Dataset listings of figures

[Start]

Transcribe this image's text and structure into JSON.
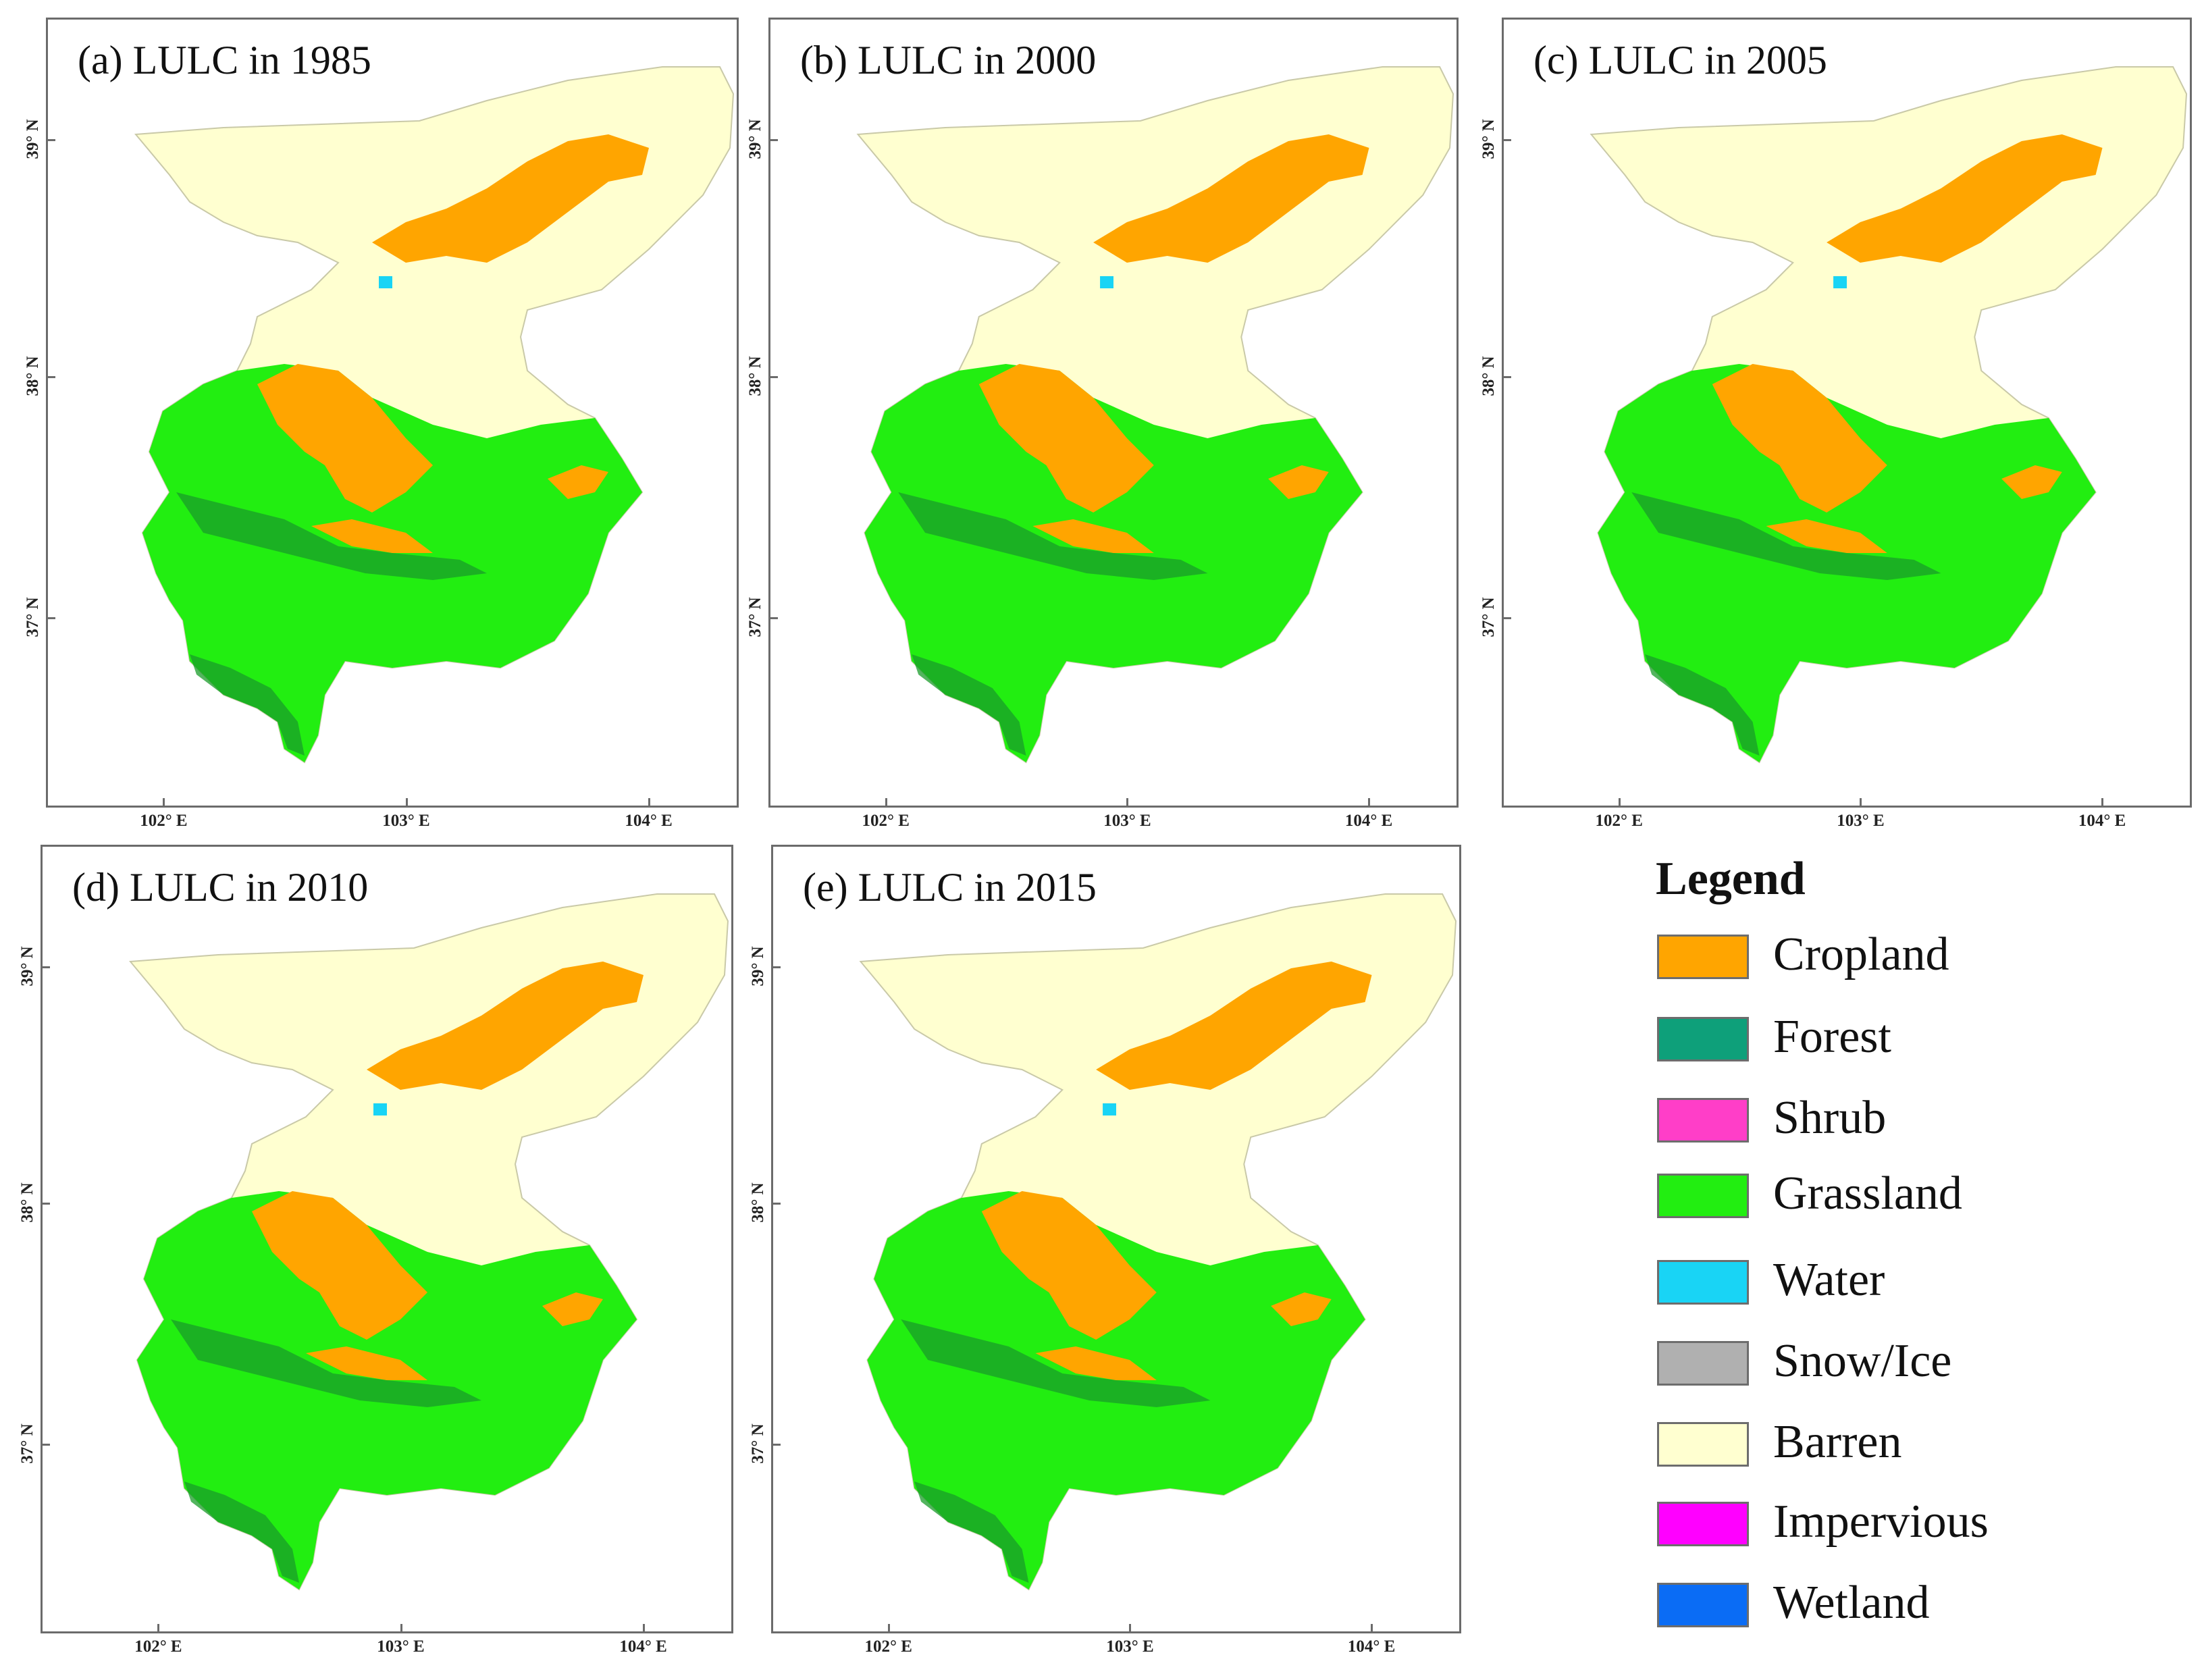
{
  "panels": [
    {
      "id": "a",
      "title": "(a) LULC in 1985"
    },
    {
      "id": "b",
      "title": "(b) LULC in 2000"
    },
    {
      "id": "c",
      "title": "(c) LULC in 2005"
    },
    {
      "id": "d",
      "title": "(d) LULC in 2010"
    },
    {
      "id": "e",
      "title": "(e) LULC in 2015"
    }
  ],
  "axes": {
    "x_ticks": [
      "102° E",
      "103° E",
      "104° E"
    ],
    "y_ticks": [
      "39° N",
      "38° N",
      "37° N"
    ]
  },
  "legend": {
    "title": "Legend",
    "items": [
      {
        "label": "Cropland",
        "color": "#FFA500"
      },
      {
        "label": "Forest",
        "color": "#0EA07A"
      },
      {
        "label": "Shrub",
        "color": "#FF3EC8"
      },
      {
        "label": "Grassland",
        "color": "#22EE11"
      },
      {
        "label": "Water",
        "color": "#19D4F5"
      },
      {
        "label": "Snow/Ice",
        "color": "#B0B0B0"
      },
      {
        "label": "Barren",
        "color": "#FFFFD0"
      },
      {
        "label": "Impervious",
        "color": "#FF00FF"
      },
      {
        "label": "Wetland",
        "color": "#0A6CF5"
      }
    ]
  },
  "colors": {
    "cropland": "#FFA500",
    "forest": "#0EA07A",
    "grassland": "#22EE11",
    "grassland_dark": "#1A9C2A",
    "water": "#19D4F5",
    "barren": "#FFFFD0",
    "frame": "#6B6B6B"
  }
}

[End]

- _Requirements_:
Pick out all lines from the data above in which the word "title" appears.

- _Result for this exercise_:
      "title": "(a) LULC in 1985"
      "title": "(b) LULC in 2000"
      "title": "(c) LULC in 2005"
      "title": "(d) LULC in 2010"
      "title": "(e) LULC in 2015"
    "title": "Legend",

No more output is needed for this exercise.